_WHAT IS REQUIRED:_ Write out the entries below once more, exactly.

---

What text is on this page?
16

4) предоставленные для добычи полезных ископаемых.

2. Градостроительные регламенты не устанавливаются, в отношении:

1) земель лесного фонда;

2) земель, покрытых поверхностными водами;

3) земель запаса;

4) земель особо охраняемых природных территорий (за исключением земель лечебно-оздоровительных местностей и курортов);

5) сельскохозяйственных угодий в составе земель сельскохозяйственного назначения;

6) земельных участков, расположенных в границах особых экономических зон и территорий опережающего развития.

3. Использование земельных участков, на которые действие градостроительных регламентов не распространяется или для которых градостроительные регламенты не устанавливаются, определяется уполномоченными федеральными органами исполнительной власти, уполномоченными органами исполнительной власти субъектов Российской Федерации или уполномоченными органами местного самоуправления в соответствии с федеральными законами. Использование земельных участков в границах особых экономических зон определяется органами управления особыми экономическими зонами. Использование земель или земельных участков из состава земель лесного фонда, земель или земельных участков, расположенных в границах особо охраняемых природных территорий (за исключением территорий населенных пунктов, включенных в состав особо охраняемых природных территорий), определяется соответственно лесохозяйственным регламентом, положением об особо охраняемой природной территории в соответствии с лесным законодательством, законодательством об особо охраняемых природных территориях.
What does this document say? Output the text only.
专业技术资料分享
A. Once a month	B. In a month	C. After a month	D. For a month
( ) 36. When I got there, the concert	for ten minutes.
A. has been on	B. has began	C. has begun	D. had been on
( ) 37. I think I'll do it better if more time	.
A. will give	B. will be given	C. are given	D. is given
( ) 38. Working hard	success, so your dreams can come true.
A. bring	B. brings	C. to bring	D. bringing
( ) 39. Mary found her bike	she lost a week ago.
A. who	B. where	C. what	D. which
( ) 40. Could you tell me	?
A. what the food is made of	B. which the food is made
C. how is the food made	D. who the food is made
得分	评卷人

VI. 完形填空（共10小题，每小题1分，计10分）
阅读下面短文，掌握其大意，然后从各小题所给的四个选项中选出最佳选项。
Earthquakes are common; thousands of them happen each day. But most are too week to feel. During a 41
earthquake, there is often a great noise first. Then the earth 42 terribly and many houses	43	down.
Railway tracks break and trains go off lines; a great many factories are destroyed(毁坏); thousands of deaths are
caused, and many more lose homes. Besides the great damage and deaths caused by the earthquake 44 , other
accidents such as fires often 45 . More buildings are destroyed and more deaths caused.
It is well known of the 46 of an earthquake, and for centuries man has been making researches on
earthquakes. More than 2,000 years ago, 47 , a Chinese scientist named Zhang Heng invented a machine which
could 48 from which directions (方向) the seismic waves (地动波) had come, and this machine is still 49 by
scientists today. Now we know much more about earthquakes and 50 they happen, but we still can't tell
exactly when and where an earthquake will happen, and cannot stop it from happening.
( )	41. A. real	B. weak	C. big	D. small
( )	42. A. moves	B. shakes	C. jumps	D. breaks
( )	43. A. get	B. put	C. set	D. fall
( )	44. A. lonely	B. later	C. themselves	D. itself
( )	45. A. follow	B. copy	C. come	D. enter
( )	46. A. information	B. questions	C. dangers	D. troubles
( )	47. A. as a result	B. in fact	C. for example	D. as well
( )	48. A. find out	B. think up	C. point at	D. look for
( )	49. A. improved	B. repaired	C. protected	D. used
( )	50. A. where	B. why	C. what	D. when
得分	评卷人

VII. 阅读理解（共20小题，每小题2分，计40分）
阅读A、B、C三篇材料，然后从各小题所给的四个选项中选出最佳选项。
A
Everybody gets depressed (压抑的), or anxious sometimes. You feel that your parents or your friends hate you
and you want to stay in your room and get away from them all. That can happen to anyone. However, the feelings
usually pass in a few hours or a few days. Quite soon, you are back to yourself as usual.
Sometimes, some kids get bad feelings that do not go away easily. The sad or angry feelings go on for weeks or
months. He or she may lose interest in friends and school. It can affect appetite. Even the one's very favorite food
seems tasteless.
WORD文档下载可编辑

---

_WRITTEN RESPONSE:_
What text is on this page?
16

4) предоставленные для добычи полезных ископаемых.

2. Градостроительные регламенты не устанавливаются, в отношении:

1) земель лесного фонда;

2) земель, покрытых поверхностными водами;

3) земель запаса;

4) земель особо охраняемых природных территорий (за исключением земель лечебно-оздоровительных местностей и курортов);

5) сельскохозяйственных угодий в составе земель сельскохозяйственного назначения;

6) земельных участков, расположенных в границах особых экономических зон и территорий опережающего развития.

3. Использование земельных участков, на которые действие градостроительных регламентов не распространяется или для которых градостроительные регламенты не устанавливаются, определяется уполномоченными федеральными органами исполнительной власти, уполномоченными органами исполнительной власти субъектов Российской Федерации или уполномоченными органами местного самоуправления в соответствии с федеральными законами. Использование земельных участков в границах особых экономических зон определяется органами управления особыми экономическими зонами. Использование земель или земельных участков из состава земель лесного фонда, земель или земельных участков, расположенных в границах особо охраняемых природных территорий (за исключением территорий населенных пунктов, включенных в состав особо охраняемых природных территорий), определяется соответственно лесохозяйственным регламентом, положением об особо охраняемой природной территории в соответствии с лесным законодательством, законодательством об особо охраняемых природных территориях.
What does this document say? Output the text only.
专业技术资料分享
A. Once a month	B. In a month	C. After a month	D. For a month
( ) 36. When I got there, the concert	for ten minutes.
A. has been on	B. has began	C. has begun	D. had been on
( ) 37. I think I'll do it better if more time	.
A. will give	B. will be given	C. are given	D. is given
( ) 38. Working hard	success, so your dreams can come true.
A. bring	B. brings	C. to bring	D. bringing
( ) 39. Mary found her bike	she lost a week ago.
A. who	B. where	C. what	D. which
( ) 40. Could you tell me	?
A. what the food is made of	B. which the food is made
C. how is the food made	D. who the food is made
得分	评卷人

VI. 完形填空（共10小题，每小题1分，计10分）
阅读下面短文，掌握其大意，然后从各小题所给的四个选项中选出最佳选项。
Earthquakes are common; thousands of them happen each day. But most are too week to feel. During a 41
earthquake, there is often a great noise first. Then the earth 42 terribly and many houses	43	down.
Railway tracks break and trains go off lines; a great many factories are destroyed(毁坏); thousands of deaths are
caused, and many more lose homes. Besides the great damage and deaths caused by the earthquake 44 , other
accidents such as fires often 45 . More buildings are destroyed and more deaths caused.
It is well known of the 46 of an earthquake, and for centuries man has been making researches on
earthquakes. More than 2,000 years ago, 47 , a Chinese scientist named Zhang Heng invented a machine which
could 48 from which directions (方向) the seismic waves (地动波) had come, and this machine is still 49 by
scientists today. Now we know much more about earthquakes and 50 they happen, but we still can't tell
exactly when and where an earthquake will happen, and cannot stop it from happening.
( )	41. A. real	B. weak	C. big	D. small
( )	42. A. moves	B. shakes	C. jumps	D. breaks
( )	43. A. get	B. put	C. set	D. fall
( )	44. A. lonely	B. later	C. themselves	D. itself
( )	45. A. follow	B. copy	C. come	D. enter
( )	46. A. information	B. questions	C. dangers	D. troubles
( )	47. A. as a result	B. in fact	C. for example	D. as well
( )	48. A. find out	B. think up	C. point at	D. look for
( )	49. A. improved	B. repaired	C. protected	D. used
( )	50. A. where	B. why	C. what	D. when
得分	评卷人

VII. 阅读理解（共20小题，每小题2分，计40分）
阅读A、B、C三篇材料，然后从各小题所给的四个选项中选出最佳选项。
A
Everybody gets depressed (压抑的), or anxious sometimes. You feel that your parents or your friends hate you
and you want to stay in your room and get away from them all. That can happen to anyone. However, the feelings
usually pass in a few hours or a few days. Quite soon, you are back to yourself as usual.
Sometimes, some kids get bad feelings that do not go away easily. The sad or angry feelings go on for weeks or
months. He or she may lose interest in friends and school. It can affect appetite. Even the one's very favorite food
seems tasteless.
WORD文档下载可编辑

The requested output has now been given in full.